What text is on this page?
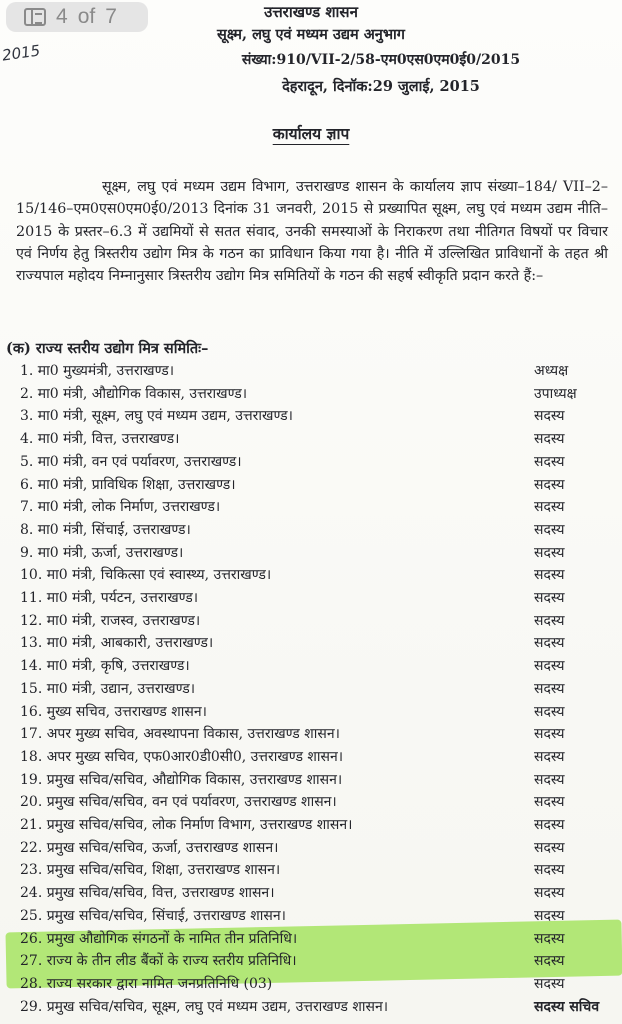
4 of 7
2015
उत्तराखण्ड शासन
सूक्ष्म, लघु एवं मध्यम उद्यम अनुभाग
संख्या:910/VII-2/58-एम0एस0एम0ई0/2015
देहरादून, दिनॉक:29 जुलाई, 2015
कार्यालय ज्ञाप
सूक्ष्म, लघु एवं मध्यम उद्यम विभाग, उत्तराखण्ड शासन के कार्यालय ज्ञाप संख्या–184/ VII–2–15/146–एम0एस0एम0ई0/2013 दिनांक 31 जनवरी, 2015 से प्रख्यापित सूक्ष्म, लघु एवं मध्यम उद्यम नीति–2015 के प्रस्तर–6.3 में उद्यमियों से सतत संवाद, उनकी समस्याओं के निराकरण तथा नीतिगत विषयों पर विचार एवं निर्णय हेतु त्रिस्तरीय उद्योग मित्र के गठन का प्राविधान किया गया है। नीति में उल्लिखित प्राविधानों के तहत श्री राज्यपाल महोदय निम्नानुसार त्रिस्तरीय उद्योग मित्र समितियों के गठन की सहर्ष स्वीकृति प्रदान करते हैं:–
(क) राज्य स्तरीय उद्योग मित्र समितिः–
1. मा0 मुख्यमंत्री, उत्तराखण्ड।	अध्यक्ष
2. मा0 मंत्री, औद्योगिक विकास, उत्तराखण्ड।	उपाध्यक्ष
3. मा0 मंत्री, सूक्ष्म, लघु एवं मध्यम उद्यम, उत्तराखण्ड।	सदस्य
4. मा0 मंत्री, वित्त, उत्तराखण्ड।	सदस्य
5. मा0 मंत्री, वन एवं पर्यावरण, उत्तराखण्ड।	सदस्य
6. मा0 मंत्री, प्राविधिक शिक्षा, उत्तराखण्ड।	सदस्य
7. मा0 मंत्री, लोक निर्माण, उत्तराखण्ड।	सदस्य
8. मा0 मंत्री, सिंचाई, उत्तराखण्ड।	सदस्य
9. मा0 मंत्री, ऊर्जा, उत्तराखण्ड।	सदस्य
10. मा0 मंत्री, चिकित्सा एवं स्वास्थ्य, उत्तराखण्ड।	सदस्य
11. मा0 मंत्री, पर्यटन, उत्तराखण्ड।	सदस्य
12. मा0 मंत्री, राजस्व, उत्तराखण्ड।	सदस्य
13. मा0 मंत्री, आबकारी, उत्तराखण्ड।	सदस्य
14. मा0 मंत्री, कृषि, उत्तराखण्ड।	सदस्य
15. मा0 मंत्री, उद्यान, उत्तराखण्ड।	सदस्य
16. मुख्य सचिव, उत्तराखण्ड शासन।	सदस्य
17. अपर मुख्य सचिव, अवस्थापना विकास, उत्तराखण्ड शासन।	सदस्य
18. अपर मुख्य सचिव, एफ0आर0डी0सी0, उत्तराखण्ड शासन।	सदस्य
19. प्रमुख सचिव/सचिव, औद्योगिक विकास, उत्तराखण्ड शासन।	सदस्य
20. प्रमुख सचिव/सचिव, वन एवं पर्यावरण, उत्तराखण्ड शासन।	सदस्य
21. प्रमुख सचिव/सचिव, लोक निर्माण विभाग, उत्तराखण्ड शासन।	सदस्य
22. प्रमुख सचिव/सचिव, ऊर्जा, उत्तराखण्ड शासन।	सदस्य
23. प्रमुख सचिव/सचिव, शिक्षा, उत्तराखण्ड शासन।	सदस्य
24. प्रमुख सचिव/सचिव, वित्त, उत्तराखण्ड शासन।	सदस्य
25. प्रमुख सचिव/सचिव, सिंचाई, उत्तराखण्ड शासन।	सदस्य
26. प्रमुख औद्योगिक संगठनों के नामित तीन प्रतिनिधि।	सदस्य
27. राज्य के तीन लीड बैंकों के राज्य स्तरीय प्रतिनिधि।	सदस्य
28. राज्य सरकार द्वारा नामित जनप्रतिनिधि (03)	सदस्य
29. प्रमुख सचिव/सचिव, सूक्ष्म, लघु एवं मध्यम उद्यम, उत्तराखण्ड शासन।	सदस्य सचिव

——————

> [Aim of the task]
Leave out the pictures and print every line of the data exactly.

> [Task response]
What text is on this page?
4 of 7
2015
उत्तराखण्ड शासन
सूक्ष्म, लघु एवं मध्यम उद्यम अनुभाग
संख्या:910/VII-2/58-एम0एस0एम0ई0/2015
देहरादून, दिनॉक:29 जुलाई, 2015
कार्यालय ज्ञाप
सूक्ष्म, लघु एवं मध्यम उद्यम विभाग, उत्तराखण्ड शासन के कार्यालय ज्ञाप संख्या–184/ VII–2–15/146–एम0एस0एम0ई0/2013 दिनांक 31 जनवरी, 2015 से प्रख्यापित सूक्ष्म, लघु एवं मध्यम उद्यम नीति–2015 के प्रस्तर–6.3 में उद्यमियों से सतत संवाद, उनकी समस्याओं के निराकरण तथा नीतिगत विषयों पर विचार एवं निर्णय हेतु त्रिस्तरीय उद्योग मित्र के गठन का प्राविधान किया गया है। नीति में उल्लिखित प्राविधानों के तहत श्री राज्यपाल महोदय निम्नानुसार त्रिस्तरीय उद्योग मित्र समितियों के गठन की सहर्ष स्वीकृति प्रदान करते हैं:–
(क) राज्य स्तरीय उद्योग मित्र समितिः–
1. मा0 मुख्यमंत्री, उत्तराखण्ड।	अध्यक्ष
2. मा0 मंत्री, औद्योगिक विकास, उत्तराखण्ड।	उपाध्यक्ष
3. मा0 मंत्री, सूक्ष्म, लघु एवं मध्यम उद्यम, उत्तराखण्ड।	सदस्य
4. मा0 मंत्री, वित्त, उत्तराखण्ड।	सदस्य
5. मा0 मंत्री, वन एवं पर्यावरण, उत्तराखण्ड।	सदस्य
6. मा0 मंत्री, प्राविधिक शिक्षा, उत्तराखण्ड।	सदस्य
7. मा0 मंत्री, लोक निर्माण, उत्तराखण्ड।	सदस्य
8. मा0 मंत्री, सिंचाई, उत्तराखण्ड।	सदस्य
9. मा0 मंत्री, ऊर्जा, उत्तराखण्ड।	सदस्य
10. मा0 मंत्री, चिकित्सा एवं स्वास्थ्य, उत्तराखण्ड।	सदस्य
11. मा0 मंत्री, पर्यटन, उत्तराखण्ड।	सदस्य
12. मा0 मंत्री, राजस्व, उत्तराखण्ड।	सदस्य
13. मा0 मंत्री, आबकारी, उत्तराखण्ड।	सदस्य
14. मा0 मंत्री, कृषि, उत्तराखण्ड।	सदस्य
15. मा0 मंत्री, उद्यान, उत्तराखण्ड।	सदस्य
16. मुख्य सचिव, उत्तराखण्ड शासन।	सदस्य
17. अपर मुख्य सचिव, अवस्थापना विकास, उत्तराखण्ड शासन।	सदस्य
18. अपर मुख्य सचिव, एफ0आर0डी0सी0, उत्तराखण्ड शासन।	सदस्य
19. प्रमुख सचिव/सचिव, औद्योगिक विकास, उत्तराखण्ड शासन।	सदस्य
20. प्रमुख सचिव/सचिव, वन एवं पर्यावरण, उत्तराखण्ड शासन।	सदस्य
21. प्रमुख सचिव/सचिव, लोक निर्माण विभाग, उत्तराखण्ड शासन।	सदस्य
22. प्रमुख सचिव/सचिव, ऊर्जा, उत्तराखण्ड शासन।	सदस्य
23. प्रमुख सचिव/सचिव, शिक्षा, उत्तराखण्ड शासन।	सदस्य
24. प्रमुख सचिव/सचिव, वित्त, उत्तराखण्ड शासन।	सदस्य
25. प्रमुख सचिव/सचिव, सिंचाई, उत्तराखण्ड शासन।	सदस्य
26. प्रमुख औद्योगिक संगठनों के नामित तीन प्रतिनिधि।	सदस्य
27. राज्य के तीन लीड बैंकों के राज्य स्तरीय प्रतिनिधि।	सदस्य
28. राज्य सरकार द्वारा नामित जनप्रतिनिधि (03)	सदस्य
29. प्रमुख सचिव/सचिव, सूक्ष्म, लघु एवं मध्यम उद्यम, उत्तराखण्ड शासन।	सदस्य सचिव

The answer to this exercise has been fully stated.